══ Data provided ══
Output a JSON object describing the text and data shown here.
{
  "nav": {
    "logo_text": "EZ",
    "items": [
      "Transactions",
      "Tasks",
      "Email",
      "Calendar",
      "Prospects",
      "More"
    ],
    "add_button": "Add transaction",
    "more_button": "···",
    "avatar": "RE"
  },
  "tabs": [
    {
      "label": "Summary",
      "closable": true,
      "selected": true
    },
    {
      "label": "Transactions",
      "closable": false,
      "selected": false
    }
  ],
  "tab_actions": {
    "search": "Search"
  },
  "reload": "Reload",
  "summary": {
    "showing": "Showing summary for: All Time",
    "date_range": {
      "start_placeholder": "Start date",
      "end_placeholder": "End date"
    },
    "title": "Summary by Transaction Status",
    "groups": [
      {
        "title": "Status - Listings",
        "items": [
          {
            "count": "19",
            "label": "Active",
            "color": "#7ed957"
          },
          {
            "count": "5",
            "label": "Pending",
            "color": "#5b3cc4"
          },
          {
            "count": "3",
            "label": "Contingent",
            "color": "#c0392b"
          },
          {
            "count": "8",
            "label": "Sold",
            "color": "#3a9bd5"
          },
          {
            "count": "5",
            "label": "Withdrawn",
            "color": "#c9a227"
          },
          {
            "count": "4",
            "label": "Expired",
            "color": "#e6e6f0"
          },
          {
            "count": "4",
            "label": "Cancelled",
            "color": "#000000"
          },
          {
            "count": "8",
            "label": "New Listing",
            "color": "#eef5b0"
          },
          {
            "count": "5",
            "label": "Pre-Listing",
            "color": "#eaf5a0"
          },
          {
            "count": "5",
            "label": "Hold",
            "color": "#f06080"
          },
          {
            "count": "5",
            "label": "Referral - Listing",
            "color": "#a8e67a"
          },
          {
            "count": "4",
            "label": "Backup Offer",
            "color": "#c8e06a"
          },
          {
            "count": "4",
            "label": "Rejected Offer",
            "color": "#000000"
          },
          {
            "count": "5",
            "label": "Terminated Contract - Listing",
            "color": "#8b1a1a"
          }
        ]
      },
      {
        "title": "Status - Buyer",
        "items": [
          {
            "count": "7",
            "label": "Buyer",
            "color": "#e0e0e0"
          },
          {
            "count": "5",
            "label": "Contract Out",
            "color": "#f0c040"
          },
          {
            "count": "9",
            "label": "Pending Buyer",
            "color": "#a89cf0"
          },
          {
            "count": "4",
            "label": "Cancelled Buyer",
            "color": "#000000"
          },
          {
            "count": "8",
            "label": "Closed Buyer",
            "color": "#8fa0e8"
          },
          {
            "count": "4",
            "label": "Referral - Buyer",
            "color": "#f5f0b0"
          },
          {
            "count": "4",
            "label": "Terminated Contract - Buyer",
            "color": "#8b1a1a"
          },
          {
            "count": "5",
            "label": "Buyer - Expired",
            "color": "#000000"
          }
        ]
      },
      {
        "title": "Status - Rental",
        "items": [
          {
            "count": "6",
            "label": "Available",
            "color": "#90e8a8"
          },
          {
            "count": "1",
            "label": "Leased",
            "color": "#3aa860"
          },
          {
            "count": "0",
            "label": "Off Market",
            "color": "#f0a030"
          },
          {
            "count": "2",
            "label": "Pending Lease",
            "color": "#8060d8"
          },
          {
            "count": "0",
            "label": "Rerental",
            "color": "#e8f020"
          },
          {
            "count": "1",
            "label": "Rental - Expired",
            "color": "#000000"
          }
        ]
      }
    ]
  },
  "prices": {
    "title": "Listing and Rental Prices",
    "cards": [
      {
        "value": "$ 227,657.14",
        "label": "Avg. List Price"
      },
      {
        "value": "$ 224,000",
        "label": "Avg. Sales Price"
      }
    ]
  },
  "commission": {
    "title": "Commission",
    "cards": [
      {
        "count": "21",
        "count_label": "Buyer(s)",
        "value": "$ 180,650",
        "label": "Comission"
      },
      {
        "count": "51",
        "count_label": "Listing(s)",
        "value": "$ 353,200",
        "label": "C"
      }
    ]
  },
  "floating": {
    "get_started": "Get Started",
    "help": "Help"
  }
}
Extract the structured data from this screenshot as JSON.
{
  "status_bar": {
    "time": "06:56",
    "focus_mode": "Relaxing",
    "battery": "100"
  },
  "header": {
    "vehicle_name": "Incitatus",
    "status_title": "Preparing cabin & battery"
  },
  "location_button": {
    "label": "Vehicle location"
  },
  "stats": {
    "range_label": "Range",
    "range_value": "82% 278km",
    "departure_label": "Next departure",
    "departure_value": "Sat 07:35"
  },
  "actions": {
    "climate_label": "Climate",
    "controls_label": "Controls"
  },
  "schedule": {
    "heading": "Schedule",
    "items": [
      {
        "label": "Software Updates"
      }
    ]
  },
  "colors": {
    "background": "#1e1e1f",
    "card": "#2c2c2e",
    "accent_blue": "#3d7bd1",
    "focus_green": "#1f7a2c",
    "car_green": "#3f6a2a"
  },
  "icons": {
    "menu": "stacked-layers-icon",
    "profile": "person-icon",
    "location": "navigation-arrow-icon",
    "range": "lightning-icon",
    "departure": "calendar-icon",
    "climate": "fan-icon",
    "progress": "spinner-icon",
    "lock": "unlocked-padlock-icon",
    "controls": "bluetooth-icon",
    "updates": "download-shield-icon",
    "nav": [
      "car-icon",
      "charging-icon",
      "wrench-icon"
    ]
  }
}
═══
[What is expected]: Reproduce each line holding the word "battery".

[Solution to this exercise]:
    "battery": "100"
    "status_title": "Preparing cabin & battery"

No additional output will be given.